Scan the entries below and extract each line with the word "title" in it.
::: PROVIDED INFORMATION
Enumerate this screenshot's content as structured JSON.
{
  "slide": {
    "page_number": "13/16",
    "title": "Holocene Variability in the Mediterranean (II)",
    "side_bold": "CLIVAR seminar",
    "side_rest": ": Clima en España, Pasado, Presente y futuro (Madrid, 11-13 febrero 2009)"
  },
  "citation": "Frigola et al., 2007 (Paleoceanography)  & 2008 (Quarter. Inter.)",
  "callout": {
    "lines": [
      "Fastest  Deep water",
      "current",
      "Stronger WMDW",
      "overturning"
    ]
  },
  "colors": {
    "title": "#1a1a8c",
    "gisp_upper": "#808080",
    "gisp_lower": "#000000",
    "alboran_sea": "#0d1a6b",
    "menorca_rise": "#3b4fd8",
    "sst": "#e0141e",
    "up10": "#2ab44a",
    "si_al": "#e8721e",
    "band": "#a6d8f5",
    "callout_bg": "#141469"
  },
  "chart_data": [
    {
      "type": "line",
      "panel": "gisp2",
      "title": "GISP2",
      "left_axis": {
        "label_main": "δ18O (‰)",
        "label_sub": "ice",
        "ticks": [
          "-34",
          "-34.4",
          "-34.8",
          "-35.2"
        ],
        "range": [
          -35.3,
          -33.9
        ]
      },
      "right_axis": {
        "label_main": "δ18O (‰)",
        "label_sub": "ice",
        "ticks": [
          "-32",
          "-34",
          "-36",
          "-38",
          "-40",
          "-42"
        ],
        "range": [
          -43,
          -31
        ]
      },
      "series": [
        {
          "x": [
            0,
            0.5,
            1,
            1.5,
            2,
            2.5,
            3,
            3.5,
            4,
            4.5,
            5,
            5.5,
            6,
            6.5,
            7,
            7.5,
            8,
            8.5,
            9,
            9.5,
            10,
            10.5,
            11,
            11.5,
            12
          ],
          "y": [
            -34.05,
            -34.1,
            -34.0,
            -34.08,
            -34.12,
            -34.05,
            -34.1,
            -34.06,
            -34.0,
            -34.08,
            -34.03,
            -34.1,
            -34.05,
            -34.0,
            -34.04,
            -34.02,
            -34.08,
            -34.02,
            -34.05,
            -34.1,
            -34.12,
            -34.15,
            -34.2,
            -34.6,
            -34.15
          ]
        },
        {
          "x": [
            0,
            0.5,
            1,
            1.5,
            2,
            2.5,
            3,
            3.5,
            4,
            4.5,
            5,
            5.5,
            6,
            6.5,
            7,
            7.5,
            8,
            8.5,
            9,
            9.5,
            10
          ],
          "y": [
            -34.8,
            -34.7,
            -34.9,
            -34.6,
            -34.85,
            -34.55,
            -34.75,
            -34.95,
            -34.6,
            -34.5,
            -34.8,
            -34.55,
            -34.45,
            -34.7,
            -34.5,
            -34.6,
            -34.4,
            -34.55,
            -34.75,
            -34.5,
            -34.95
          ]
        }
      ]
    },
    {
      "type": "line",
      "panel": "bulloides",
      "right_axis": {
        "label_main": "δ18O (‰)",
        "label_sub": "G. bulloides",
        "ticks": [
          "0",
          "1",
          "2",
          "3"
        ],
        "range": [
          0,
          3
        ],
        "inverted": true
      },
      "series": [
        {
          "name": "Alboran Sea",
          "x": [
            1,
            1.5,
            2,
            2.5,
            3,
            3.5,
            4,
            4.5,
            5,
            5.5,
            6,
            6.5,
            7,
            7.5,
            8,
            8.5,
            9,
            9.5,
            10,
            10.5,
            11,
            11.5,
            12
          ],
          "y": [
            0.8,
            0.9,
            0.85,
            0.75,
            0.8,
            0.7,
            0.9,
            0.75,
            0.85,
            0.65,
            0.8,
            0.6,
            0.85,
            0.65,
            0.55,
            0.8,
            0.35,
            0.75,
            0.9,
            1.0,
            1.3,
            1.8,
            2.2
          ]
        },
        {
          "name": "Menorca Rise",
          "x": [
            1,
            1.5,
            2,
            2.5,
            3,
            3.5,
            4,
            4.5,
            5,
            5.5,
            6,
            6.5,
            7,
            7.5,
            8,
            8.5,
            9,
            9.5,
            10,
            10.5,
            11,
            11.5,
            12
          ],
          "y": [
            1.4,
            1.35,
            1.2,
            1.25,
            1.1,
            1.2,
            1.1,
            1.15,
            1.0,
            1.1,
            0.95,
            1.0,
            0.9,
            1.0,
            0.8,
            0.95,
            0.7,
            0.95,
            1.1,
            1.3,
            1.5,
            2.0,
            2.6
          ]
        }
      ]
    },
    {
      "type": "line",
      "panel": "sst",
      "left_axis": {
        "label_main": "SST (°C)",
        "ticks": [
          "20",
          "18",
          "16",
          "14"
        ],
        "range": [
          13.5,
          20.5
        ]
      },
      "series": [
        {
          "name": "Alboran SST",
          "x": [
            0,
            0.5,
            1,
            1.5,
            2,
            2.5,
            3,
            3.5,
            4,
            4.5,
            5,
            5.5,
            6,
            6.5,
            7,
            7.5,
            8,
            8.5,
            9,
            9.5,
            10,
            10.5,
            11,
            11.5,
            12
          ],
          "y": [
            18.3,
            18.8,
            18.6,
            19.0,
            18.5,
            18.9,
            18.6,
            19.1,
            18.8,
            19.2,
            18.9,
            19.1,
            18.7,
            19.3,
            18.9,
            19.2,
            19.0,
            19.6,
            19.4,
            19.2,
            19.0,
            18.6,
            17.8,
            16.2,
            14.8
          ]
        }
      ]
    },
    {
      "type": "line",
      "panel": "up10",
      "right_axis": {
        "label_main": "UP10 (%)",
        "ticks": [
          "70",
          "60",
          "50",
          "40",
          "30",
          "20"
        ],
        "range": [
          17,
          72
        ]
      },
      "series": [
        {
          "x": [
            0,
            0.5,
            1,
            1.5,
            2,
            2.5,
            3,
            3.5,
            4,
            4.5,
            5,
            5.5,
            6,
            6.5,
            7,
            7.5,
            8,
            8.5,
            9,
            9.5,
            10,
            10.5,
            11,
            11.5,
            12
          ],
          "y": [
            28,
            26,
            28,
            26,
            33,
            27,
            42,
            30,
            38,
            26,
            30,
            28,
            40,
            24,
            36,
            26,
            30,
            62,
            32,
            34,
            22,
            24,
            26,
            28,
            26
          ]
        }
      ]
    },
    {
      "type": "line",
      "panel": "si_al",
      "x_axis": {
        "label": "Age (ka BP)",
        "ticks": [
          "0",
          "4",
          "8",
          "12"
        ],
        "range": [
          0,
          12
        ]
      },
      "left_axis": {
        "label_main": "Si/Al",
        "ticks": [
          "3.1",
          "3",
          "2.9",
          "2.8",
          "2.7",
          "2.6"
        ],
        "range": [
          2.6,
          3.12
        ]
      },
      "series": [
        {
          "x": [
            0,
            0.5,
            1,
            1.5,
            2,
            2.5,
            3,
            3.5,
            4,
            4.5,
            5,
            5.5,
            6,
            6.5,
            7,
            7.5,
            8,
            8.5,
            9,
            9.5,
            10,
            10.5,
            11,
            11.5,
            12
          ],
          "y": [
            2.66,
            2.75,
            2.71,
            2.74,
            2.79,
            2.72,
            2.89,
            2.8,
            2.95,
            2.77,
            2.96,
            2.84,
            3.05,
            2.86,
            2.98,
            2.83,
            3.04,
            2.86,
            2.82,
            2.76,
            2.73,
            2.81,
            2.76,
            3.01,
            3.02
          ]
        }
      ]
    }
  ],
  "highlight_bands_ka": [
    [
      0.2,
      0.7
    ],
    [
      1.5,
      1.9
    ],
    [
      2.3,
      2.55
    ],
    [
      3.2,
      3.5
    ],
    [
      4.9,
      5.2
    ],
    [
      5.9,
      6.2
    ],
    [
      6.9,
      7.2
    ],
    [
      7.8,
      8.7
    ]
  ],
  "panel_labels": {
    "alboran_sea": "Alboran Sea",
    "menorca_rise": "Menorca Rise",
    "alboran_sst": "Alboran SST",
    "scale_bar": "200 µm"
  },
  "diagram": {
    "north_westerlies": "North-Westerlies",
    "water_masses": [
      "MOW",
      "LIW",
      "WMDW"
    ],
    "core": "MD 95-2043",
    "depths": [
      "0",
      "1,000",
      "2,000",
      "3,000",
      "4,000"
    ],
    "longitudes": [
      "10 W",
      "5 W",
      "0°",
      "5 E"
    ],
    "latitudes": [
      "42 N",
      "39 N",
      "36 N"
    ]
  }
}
::::::
- WRITTEN ANSWER
    "title": "Holocene Variability in the Mediterranean (II)",
    "title": "#1a1a8c",
      "title": "GISP2",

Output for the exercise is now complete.